→ **TASK PROMPT**: Search the material for "والبيهقي" and show all lines that contain it.
>> BEGIN INFORMATION PROVIDED
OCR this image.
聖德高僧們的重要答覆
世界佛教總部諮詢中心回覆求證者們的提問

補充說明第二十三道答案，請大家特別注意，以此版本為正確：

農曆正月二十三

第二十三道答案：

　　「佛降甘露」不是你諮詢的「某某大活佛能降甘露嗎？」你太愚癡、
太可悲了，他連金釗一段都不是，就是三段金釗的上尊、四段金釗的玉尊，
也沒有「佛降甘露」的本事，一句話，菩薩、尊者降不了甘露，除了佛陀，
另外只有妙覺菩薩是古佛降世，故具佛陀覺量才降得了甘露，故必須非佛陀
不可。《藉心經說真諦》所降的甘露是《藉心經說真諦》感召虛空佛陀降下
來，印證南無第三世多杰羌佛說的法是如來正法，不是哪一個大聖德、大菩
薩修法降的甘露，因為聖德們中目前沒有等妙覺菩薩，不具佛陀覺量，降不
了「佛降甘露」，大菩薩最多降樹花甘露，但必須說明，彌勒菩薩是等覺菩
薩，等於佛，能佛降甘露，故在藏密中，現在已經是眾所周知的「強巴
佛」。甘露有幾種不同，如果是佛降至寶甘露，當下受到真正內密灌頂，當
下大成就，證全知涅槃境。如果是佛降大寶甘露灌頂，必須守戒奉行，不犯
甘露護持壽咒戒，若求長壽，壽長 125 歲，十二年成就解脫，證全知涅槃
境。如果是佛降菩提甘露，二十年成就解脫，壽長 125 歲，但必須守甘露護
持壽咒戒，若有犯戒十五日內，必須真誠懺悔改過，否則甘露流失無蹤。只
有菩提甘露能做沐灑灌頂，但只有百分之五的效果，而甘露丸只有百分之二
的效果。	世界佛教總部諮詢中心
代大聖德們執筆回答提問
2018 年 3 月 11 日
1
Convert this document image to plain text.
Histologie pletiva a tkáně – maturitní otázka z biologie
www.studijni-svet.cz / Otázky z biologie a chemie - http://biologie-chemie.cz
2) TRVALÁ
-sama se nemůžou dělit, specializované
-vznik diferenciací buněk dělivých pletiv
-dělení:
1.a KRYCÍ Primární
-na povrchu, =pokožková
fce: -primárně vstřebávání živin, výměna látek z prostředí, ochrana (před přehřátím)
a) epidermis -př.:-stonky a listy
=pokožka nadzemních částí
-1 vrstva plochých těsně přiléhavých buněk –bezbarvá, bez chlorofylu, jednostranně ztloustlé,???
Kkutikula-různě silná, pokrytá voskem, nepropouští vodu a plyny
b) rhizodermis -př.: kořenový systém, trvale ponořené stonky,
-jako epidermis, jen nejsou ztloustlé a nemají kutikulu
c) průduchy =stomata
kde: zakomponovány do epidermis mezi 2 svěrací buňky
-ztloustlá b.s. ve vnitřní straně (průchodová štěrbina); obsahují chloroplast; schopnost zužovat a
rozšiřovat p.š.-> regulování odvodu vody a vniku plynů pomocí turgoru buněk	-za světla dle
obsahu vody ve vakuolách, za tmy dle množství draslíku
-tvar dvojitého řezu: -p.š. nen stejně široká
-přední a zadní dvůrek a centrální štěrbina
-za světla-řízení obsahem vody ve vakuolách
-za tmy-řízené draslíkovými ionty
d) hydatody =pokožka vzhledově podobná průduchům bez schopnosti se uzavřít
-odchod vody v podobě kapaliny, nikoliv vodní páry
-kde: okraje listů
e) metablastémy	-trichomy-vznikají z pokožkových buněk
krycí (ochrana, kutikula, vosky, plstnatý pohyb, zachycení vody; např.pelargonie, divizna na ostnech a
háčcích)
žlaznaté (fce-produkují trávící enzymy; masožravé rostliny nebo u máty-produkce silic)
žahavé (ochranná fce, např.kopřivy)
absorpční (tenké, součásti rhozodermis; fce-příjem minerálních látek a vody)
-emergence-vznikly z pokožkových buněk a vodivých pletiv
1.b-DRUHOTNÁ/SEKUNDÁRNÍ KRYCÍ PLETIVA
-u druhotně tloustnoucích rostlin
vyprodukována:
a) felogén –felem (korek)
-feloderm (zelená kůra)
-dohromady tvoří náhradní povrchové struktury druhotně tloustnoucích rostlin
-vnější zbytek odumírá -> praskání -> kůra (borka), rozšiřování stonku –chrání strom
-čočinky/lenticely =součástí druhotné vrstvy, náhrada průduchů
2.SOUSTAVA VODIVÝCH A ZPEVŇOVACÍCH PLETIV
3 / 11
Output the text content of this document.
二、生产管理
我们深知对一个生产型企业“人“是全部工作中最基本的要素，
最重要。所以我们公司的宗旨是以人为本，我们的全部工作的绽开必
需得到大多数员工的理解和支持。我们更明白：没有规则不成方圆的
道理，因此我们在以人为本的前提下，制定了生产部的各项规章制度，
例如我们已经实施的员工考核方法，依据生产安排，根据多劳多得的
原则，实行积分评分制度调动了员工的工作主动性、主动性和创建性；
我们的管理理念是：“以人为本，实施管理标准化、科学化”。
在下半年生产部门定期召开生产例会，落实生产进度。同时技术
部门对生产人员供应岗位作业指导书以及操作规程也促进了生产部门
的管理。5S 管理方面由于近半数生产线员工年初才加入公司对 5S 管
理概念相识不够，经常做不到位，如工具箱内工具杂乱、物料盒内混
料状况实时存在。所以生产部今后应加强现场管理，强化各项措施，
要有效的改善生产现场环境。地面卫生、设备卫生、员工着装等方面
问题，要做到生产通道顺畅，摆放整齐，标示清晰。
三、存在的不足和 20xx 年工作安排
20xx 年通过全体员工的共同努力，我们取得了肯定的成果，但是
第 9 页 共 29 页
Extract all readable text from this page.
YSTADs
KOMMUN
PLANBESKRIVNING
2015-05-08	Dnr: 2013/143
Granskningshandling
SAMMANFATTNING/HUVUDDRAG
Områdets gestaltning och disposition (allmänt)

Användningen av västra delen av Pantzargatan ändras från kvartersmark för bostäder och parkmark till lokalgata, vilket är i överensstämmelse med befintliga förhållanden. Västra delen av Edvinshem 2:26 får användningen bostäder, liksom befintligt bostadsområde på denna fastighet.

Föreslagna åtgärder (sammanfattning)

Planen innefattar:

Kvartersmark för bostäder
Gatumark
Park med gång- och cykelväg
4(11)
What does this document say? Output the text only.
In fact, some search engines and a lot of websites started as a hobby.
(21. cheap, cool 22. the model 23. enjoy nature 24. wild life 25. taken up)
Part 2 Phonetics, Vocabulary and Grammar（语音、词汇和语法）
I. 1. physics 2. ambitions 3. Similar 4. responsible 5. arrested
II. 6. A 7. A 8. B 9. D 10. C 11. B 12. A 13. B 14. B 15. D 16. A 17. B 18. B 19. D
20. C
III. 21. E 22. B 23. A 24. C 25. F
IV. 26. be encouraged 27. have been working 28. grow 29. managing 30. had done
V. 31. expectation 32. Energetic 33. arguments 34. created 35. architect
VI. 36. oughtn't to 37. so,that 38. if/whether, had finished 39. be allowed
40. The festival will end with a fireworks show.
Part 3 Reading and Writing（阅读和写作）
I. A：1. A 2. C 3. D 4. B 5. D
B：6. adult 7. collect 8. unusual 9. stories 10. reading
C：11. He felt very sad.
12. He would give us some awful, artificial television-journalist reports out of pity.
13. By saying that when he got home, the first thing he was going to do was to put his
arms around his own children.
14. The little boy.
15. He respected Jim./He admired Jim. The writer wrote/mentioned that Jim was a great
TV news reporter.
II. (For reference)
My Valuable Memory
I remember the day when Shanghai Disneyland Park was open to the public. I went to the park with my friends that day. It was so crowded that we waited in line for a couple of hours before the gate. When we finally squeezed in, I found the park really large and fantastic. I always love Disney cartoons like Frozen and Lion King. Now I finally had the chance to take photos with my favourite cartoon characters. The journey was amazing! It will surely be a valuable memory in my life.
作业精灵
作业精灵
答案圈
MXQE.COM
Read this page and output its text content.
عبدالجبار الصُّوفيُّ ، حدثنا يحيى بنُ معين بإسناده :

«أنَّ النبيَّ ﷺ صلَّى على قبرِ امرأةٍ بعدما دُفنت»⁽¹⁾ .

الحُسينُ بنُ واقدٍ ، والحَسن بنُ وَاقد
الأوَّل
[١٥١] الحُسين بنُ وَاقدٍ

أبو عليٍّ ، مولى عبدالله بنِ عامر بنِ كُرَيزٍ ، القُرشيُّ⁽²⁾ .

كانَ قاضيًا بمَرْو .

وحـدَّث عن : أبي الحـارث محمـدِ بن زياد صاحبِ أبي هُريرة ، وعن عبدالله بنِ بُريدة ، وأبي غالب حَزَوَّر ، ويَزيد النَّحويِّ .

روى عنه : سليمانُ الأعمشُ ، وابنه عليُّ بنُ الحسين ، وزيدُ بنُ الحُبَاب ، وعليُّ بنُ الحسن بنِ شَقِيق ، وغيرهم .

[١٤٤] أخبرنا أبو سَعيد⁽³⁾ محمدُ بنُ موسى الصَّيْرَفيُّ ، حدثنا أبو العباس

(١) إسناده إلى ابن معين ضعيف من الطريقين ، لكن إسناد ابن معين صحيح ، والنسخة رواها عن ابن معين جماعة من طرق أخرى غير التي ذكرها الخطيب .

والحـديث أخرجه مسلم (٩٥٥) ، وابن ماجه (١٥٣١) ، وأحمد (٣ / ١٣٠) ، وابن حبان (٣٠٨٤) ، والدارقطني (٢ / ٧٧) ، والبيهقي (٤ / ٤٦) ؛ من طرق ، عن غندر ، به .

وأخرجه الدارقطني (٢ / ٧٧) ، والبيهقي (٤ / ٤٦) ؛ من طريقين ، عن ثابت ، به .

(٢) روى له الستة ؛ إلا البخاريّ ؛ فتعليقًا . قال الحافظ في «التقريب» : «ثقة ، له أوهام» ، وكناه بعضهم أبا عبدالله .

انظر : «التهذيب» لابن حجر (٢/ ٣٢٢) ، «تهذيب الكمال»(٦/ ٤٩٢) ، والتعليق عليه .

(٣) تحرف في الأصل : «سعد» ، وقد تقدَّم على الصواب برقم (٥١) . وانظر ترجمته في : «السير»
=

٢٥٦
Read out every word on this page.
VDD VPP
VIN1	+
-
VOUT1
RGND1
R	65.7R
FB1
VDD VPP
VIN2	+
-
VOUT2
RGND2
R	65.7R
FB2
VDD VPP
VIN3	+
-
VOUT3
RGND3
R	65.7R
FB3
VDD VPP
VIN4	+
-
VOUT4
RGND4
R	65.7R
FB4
>> END INFORMATION PROVIDED
→ **FINISHED EXERCISE**:
والحـديث أخرجه مسلم (٩٥٥) ، وابن ماجه (١٥٣١) ، وأحمد (٣ / ١٣٠) ، وابن حبان (٣٠٨٤) ، والدارقطني (٢ / ٧٧) ، والبيهقي (٤ / ٤٦) ؛ من طرق ، عن غندر ، به .
وأخرجه الدارقطني (٢ / ٧٧) ، والبيهقي (٤ / ٤٦) ؛ من طريقين ، عن ثابت ، به .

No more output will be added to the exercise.